• [Task input]:
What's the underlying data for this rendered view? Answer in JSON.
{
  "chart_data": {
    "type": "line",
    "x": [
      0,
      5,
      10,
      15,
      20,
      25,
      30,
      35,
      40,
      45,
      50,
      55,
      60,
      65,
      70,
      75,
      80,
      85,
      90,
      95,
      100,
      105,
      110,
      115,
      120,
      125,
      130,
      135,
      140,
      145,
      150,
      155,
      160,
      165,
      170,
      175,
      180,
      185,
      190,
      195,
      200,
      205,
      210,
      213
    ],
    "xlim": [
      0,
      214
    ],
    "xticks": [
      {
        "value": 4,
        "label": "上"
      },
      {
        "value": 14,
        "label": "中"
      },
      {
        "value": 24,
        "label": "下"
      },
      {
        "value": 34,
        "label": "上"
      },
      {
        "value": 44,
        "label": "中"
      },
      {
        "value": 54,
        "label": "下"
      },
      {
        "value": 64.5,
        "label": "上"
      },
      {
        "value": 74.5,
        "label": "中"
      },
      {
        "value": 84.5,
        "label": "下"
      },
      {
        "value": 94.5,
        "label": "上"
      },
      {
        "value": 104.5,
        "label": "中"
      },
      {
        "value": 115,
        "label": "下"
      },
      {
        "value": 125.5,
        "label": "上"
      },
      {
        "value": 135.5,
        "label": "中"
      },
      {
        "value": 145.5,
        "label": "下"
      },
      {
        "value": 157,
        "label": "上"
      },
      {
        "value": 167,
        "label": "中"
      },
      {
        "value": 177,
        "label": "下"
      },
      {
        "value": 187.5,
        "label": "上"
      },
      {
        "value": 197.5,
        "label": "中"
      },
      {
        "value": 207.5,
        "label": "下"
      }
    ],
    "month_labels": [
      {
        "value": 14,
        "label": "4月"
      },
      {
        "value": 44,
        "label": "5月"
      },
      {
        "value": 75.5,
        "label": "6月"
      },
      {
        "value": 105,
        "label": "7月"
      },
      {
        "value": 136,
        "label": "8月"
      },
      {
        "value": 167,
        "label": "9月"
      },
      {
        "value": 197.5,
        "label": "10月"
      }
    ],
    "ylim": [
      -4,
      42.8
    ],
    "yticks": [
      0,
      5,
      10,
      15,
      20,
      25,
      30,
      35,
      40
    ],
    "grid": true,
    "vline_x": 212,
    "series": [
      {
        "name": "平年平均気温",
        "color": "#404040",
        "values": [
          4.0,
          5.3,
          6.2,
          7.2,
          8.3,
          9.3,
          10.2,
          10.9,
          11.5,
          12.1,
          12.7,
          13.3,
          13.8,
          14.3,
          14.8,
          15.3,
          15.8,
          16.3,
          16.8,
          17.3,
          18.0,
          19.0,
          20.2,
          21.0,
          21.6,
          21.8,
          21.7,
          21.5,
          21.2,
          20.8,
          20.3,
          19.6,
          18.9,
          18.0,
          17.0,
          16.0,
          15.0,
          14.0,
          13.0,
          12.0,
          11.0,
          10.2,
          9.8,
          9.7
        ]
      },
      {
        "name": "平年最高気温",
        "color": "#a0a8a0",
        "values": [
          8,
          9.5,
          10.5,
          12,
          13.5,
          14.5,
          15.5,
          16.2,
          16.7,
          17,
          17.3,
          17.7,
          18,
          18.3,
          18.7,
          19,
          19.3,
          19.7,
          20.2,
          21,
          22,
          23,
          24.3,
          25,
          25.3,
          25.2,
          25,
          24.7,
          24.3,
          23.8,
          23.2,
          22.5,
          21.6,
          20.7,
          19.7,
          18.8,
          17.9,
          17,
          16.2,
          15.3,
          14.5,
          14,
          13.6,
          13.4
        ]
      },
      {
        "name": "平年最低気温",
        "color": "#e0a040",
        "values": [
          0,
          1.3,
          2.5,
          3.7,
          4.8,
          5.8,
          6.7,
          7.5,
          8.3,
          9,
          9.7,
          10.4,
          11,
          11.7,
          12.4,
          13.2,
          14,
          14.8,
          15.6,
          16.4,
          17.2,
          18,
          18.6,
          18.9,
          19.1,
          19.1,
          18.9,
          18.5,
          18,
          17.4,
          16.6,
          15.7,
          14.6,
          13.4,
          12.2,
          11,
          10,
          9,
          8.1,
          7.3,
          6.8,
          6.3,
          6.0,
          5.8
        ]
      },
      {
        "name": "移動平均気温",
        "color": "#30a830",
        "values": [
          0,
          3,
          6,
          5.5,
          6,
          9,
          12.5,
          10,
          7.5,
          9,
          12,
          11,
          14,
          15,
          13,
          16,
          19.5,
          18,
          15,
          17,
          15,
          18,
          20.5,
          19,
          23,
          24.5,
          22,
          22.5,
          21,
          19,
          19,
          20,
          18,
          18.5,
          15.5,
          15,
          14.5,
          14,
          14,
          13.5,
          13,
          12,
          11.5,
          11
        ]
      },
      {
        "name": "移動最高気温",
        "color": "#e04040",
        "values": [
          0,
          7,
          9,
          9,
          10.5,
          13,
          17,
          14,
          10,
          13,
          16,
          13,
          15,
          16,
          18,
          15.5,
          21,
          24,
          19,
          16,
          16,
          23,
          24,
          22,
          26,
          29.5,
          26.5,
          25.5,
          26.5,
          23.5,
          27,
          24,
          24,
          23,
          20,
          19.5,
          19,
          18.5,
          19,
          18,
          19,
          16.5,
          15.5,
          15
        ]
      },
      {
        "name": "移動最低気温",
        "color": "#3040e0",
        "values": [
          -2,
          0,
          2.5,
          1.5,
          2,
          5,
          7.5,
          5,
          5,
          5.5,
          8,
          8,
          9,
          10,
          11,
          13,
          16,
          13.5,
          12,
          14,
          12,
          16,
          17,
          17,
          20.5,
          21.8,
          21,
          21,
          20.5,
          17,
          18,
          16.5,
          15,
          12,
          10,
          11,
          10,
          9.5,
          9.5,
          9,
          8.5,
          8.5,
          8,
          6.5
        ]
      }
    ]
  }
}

• [Job]:
All of the entries above should be written out again exactly.

• [Answer to this task]:
What's the underlying data for this rendered view? Answer in JSON.
{
  "chart_data": {
    "type": "line",
    "x": [
      0,
      5,
      10,
      15,
      20,
      25,
      30,
      35,
      40,
      45,
      50,
      55,
      60,
      65,
      70,
      75,
      80,
      85,
      90,
      95,
      100,
      105,
      110,
      115,
      120,
      125,
      130,
      135,
      140,
      145,
      150,
      155,
      160,
      165,
      170,
      175,
      180,
      185,
      190,
      195,
      200,
      205,
      210,
      213
    ],
    "xlim": [
      0,
      214
    ],
    "xticks": [
      {
        "value": 4,
        "label": "上"
      },
      {
        "value": 14,
        "label": "中"
      },
      {
        "value": 24,
        "label": "下"
      },
      {
        "value": 34,
        "label": "上"
      },
      {
        "value": 44,
        "label": "中"
      },
      {
        "value": 54,
        "label": "下"
      },
      {
        "value": 64.5,
        "label": "上"
      },
      {
        "value": 74.5,
        "label": "中"
      },
      {
        "value": 84.5,
        "label": "下"
      },
      {
        "value": 94.5,
        "label": "上"
      },
      {
        "value": 104.5,
        "label": "中"
      },
      {
        "value": 115,
        "label": "下"
      },
      {
        "value": 125.5,
        "label": "上"
      },
      {
        "value": 135.5,
        "label": "中"
      },
      {
        "value": 145.5,
        "label": "下"
      },
      {
        "value": 157,
        "label": "上"
      },
      {
        "value": 167,
        "label": "中"
      },
      {
        "value": 177,
        "label": "下"
      },
      {
        "value": 187.5,
        "label": "上"
      },
      {
        "value": 197.5,
        "label": "中"
      },
      {
        "value": 207.5,
        "label": "下"
      }
    ],
    "month_labels": [
      {
        "value": 14,
        "label": "4月"
      },
      {
        "value": 44,
        "label": "5月"
      },
      {
        "value": 75.5,
        "label": "6月"
      },
      {
        "value": 105,
        "label": "7月"
      },
      {
        "value": 136,
        "label": "8月"
      },
      {
        "value": 167,
        "label": "9月"
      },
      {
        "value": 197.5,
        "label": "10月"
      }
    ],
    "ylim": [
      -4,
      42.8
    ],
    "yticks": [
      0,
      5,
      10,
      15,
      20,
      25,
      30,
      35,
      40
    ],
    "grid": true,
    "vline_x": 212,
    "series": [
      {
        "name": "平年平均気温",
        "color": "#404040",
        "values": [
          4.0,
          5.3,
          6.2,
          7.2,
          8.3,
          9.3,
          10.2,
          10.9,
          11.5,
          12.1,
          12.7,
          13.3,
          13.8,
          14.3,
          14.8,
          15.3,
          15.8,
          16.3,
          16.8,
          17.3,
          18.0,
          19.0,
          20.2,
          21.0,
          21.6,
          21.8,
          21.7,
          21.5,
          21.2,
          20.8,
          20.3,
          19.6,
          18.9,
          18.0,
          17.0,
          16.0,
          15.0,
          14.0,
          13.0,
          12.0,
          11.0,
          10.2,
          9.8,
          9.7
        ]
      },
      {
        "name": "平年最高気温",
        "color": "#a0a8a0",
        "values": [
          8,
          9.5,
          10.5,
          12,
          13.5,
          14.5,
          15.5,
          16.2,
          16.7,
          17,
          17.3,
          17.7,
          18,
          18.3,
          18.7,
          19,
          19.3,
          19.7,
          20.2,
          21,
          22,
          23,
          24.3,
          25,
          25.3,
          25.2,
          25,
          24.7,
          24.3,
          23.8,
          23.2,
          22.5,
          21.6,
          20.7,
          19.7,
          18.8,
          17.9,
          17,
          16.2,
          15.3,
          14.5,
          14,
          13.6,
          13.4
        ]
      },
      {
        "name": "平年最低気温",
        "color": "#e0a040",
        "values": [
          0,
          1.3,
          2.5,
          3.7,
          4.8,
          5.8,
          6.7,
          7.5,
          8.3,
          9,
          9.7,
          10.4,
          11,
          11.7,
          12.4,
          13.2,
          14,
          14.8,
          15.6,
          16.4,
          17.2,
          18,
          18.6,
          18.9,
          19.1,
          19.1,
          18.9,
          18.5,
          18,
          17.4,
          16.6,
          15.7,
          14.6,
          13.4,
          12.2,
          11,
          10,
          9,
          8.1,
          7.3,
          6.8,
          6.3,
          6.0,
          5.8
        ]
      },
      {
        "name": "移動平均気温",
        "color": "#30a830",
        "values": [
          0,
          3,
          6,
          5.5,
          6,
          9,
          12.5,
          10,
          7.5,
          9,
          12,
          11,
          14,
          15,
          13,
          16,
          19.5,
          18,
          15,
          17,
          15,
          18,
          20.5,
          19,
          23,
          24.5,
          22,
          22.5,
          21,
          19,
          19,
          20,
          18,
          18.5,
          15.5,
          15,
          14.5,
          14,
          14,
          13.5,
          13,
          12,
          11.5,
          11
        ]
      },
      {
        "name": "移動最高気温",
        "color": "#e04040",
        "values": [
          0,
          7,
          9,
          9,
          10.5,
          13,
          17,
          14,
          10,
          13,
          16,
          13,
          15,
          16,
          18,
          15.5,
          21,
          24,
          19,
          16,
          16,
          23,
          24,
          22,
          26,
          29.5,
          26.5,
          25.5,
          26.5,
          23.5,
          27,
          24,
          24,
          23,
          20,
          19.5,
          19,
          18.5,
          19,
          18,
          19,
          16.5,
          15.5,
          15
        ]
      },
      {
        "name": "移動最低気温",
        "color": "#3040e0",
        "values": [
          -2,
          0,
          2.5,
          1.5,
          2,
          5,
          7.5,
          5,
          5,
          5.5,
          8,
          8,
          9,
          10,
          11,
          13,
          16,
          13.5,
          12,
          14,
          12,
          16,
          17,
          17,
          20.5,
          21.8,
          21,
          21,
          20.5,
          17,
          18,
          16.5,
          15,
          12,
          10,
          11,
          10,
          9.5,
          9.5,
          9,
          8.5,
          8.5,
          8,
          6.5
        ]
      }
    ]
  }
}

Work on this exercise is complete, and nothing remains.